**Direction**
From the entries below, copy every line holding the word "title".

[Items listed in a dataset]
□ □ □ □ □ □ □

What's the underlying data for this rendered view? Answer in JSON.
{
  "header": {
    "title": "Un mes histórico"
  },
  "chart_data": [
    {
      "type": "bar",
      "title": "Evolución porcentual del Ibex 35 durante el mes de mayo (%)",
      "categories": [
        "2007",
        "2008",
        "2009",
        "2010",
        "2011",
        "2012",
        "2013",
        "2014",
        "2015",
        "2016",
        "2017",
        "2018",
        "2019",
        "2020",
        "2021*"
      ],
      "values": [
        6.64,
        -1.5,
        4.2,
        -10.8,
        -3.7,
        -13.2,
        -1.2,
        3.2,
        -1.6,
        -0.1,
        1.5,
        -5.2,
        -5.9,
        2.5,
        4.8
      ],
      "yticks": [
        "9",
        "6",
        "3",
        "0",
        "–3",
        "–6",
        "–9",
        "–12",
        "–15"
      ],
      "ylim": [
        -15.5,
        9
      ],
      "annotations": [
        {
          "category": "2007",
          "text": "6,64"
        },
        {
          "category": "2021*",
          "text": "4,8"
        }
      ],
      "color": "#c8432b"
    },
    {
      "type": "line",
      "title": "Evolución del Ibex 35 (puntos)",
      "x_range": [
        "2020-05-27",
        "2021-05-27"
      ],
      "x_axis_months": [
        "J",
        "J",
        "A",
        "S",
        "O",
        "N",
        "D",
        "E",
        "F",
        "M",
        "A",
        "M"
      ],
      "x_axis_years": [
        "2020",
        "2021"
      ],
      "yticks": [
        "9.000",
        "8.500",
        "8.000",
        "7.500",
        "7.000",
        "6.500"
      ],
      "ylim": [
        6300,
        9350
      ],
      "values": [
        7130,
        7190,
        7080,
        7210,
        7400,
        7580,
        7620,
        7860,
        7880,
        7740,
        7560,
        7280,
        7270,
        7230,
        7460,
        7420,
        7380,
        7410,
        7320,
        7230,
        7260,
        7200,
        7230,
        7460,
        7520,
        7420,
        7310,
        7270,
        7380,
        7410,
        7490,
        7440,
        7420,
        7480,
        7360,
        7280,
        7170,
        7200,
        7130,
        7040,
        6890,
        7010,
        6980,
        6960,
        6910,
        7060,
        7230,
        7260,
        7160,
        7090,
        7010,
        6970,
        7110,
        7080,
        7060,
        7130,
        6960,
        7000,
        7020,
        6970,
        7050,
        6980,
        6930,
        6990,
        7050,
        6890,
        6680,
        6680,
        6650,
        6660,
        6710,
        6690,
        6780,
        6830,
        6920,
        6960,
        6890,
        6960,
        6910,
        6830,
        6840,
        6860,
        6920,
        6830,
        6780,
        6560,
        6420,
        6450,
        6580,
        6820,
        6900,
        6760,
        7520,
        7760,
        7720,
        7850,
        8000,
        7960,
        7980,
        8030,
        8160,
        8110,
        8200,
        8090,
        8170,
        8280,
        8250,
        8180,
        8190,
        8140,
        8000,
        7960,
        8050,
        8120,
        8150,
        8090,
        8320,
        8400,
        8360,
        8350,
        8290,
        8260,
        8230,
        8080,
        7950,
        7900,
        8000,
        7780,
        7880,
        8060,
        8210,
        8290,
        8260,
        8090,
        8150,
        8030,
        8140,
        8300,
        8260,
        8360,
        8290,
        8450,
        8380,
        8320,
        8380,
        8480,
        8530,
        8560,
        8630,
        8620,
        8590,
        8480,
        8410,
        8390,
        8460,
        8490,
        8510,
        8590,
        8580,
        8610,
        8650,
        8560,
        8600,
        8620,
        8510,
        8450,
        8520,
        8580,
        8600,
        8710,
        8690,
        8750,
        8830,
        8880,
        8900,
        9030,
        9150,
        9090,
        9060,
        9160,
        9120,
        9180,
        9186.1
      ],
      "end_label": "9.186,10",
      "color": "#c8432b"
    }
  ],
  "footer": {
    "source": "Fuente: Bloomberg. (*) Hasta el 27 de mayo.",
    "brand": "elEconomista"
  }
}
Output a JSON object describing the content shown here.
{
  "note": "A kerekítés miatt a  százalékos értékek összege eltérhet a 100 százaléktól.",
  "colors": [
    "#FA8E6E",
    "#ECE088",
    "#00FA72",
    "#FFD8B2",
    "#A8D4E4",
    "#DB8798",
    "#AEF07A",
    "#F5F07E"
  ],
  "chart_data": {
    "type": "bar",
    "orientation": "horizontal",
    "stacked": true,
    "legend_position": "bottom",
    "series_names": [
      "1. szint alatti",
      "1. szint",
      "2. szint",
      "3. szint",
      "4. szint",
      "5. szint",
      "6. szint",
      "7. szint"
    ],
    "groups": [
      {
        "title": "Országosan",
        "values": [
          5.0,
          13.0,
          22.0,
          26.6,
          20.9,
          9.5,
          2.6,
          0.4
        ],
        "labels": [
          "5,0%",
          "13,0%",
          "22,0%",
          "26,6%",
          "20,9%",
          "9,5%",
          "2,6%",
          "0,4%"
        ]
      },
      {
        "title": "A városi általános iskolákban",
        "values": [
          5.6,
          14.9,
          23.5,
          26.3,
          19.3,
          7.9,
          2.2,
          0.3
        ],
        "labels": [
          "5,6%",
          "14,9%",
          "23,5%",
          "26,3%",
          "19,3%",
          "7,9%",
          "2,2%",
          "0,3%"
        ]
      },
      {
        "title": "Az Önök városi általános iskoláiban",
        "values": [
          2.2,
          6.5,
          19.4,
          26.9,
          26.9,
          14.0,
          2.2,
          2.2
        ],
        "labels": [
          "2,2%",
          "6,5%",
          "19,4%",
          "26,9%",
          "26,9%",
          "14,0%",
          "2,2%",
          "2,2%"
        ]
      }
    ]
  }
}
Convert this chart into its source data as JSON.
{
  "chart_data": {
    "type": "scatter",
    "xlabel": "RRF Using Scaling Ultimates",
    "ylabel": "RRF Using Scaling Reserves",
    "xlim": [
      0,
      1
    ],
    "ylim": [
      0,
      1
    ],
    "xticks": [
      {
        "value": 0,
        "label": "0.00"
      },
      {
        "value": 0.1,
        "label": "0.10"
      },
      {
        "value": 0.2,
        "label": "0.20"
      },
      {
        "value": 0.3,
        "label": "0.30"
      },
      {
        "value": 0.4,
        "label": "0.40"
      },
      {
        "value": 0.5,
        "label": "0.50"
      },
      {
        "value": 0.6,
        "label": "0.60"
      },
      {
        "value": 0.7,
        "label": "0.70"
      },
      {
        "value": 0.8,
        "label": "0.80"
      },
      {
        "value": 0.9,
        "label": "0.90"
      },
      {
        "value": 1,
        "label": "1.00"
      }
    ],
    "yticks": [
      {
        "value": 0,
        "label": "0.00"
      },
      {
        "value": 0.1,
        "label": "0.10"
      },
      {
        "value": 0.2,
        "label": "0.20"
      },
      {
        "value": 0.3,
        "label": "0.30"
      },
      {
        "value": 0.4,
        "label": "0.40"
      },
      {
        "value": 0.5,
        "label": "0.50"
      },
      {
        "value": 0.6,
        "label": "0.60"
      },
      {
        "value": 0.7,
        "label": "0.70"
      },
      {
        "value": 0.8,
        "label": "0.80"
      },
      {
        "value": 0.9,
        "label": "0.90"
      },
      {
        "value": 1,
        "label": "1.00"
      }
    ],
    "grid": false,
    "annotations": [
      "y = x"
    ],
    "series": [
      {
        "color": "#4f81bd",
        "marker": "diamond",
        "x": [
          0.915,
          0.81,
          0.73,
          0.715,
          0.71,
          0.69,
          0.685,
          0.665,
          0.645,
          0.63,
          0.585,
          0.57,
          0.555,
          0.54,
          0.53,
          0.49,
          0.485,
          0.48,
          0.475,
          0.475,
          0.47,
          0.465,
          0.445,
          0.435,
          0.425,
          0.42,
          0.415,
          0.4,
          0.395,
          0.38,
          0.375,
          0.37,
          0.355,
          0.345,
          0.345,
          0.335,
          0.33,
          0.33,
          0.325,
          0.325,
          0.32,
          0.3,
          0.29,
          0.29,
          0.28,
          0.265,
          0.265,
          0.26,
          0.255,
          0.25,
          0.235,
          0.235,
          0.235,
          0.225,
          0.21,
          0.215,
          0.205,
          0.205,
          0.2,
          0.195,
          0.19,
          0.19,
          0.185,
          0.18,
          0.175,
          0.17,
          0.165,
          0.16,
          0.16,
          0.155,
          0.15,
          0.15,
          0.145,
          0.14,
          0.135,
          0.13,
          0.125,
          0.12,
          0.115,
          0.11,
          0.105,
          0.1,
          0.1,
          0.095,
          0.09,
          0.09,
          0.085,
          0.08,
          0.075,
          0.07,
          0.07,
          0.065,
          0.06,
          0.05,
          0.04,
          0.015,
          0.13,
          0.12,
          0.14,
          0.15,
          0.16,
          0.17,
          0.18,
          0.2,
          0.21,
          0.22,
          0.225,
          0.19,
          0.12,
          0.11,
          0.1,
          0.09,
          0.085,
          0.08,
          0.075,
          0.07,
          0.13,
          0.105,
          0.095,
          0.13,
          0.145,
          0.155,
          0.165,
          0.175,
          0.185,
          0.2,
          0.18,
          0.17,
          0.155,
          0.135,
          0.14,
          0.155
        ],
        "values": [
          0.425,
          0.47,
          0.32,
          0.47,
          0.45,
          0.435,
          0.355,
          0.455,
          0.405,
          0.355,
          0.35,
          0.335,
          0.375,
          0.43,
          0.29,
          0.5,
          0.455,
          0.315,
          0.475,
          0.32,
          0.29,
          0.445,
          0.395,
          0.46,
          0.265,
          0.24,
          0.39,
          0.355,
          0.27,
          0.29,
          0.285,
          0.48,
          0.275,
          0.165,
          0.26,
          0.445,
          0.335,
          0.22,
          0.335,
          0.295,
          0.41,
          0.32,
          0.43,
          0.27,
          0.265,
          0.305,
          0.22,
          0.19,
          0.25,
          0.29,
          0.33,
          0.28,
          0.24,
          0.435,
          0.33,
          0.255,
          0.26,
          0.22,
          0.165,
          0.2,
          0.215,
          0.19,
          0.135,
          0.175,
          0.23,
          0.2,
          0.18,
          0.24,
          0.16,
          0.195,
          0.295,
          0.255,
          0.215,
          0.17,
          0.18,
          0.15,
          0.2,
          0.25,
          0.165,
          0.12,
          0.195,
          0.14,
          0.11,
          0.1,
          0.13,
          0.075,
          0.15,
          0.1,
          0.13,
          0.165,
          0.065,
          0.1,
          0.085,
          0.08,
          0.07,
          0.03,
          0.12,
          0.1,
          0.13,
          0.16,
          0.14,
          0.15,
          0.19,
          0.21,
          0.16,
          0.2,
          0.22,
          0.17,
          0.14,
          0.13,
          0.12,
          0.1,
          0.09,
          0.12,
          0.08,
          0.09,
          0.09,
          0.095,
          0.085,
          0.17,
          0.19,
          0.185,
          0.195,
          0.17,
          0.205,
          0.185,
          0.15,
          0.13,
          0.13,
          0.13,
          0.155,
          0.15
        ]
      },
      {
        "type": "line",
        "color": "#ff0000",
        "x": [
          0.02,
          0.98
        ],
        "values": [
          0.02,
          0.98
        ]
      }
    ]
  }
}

□ □ □ □ □ □ □

**Correct result**
    "title": "Un mes histórico"
      "title": "Evolución porcentual del Ibex 35 durante el mes de mayo (%)",
      "title": "Evolución del Ibex 35 (puntos)",
        "title": "Országosan",
        "title": "A városi általános iskolákban",
        "title": "Az Önök városi általános iskoláiban",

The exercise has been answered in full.